* _What you are asked to do_
Filter the records below and copy every line containing the word "Sollefteå".

* _Data shown_
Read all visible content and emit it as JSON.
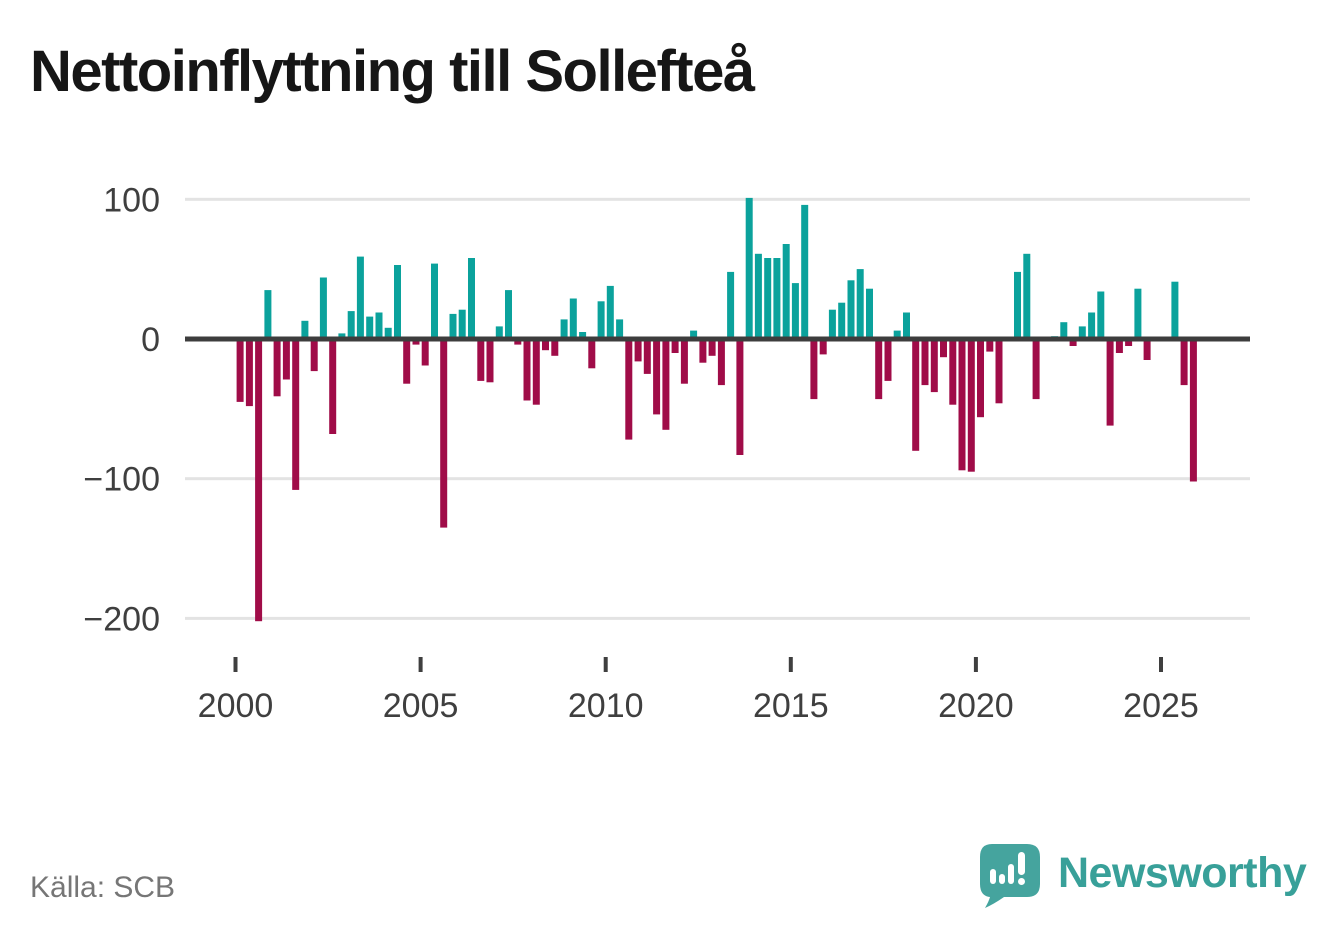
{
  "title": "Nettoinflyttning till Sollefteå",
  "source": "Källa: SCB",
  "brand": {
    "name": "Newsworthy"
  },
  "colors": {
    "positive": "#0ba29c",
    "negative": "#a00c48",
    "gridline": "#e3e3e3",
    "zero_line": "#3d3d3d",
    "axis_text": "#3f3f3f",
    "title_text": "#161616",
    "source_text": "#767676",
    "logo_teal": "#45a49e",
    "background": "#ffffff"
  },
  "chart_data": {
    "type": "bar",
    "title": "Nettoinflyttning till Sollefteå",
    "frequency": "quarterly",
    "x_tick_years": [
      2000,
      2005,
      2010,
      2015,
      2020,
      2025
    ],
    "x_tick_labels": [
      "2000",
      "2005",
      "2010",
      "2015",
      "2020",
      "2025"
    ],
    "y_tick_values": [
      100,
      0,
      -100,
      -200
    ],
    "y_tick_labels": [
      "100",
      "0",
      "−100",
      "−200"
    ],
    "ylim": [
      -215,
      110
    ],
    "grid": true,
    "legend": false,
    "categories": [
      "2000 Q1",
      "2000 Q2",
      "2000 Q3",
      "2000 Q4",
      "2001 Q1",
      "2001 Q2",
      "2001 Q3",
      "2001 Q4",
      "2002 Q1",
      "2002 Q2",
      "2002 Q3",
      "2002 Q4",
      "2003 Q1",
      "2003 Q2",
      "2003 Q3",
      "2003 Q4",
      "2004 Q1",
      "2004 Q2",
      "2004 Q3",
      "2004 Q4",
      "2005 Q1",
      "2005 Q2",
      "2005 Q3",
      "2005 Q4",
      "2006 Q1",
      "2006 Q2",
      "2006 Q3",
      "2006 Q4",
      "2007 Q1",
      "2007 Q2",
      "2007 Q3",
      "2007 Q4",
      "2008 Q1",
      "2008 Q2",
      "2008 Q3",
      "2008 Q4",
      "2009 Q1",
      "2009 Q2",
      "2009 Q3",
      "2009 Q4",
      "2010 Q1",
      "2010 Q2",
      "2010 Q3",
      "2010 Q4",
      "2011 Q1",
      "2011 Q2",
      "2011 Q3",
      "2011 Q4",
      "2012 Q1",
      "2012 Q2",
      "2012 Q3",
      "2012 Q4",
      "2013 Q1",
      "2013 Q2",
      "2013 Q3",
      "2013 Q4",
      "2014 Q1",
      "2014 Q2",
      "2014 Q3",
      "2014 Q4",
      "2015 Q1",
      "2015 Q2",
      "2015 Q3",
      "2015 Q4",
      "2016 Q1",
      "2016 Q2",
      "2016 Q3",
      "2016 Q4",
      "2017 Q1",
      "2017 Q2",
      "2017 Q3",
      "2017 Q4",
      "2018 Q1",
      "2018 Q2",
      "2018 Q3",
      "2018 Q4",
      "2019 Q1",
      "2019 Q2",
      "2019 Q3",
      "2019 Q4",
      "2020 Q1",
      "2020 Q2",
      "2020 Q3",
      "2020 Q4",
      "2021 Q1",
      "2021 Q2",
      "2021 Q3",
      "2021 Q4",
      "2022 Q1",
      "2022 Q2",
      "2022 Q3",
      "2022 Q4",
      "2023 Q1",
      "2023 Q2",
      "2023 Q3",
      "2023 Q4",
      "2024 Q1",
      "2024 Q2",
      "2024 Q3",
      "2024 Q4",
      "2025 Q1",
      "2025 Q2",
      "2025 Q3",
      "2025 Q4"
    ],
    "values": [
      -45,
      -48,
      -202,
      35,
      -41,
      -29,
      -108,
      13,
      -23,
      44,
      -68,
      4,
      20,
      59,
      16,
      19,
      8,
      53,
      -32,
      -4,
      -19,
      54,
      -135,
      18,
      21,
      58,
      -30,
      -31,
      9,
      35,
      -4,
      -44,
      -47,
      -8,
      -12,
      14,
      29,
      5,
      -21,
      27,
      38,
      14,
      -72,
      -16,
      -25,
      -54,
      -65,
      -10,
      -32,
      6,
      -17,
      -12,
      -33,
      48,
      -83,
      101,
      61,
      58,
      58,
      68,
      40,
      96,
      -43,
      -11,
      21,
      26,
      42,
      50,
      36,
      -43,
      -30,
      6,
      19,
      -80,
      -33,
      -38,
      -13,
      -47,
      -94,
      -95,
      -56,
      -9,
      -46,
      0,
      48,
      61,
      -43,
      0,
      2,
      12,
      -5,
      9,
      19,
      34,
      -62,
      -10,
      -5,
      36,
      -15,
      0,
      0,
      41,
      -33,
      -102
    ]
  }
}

* _Complete response_
  "title": "Nettoinflyttning till Sollefteå",
    "title": "Nettoinflyttning till Sollefteå",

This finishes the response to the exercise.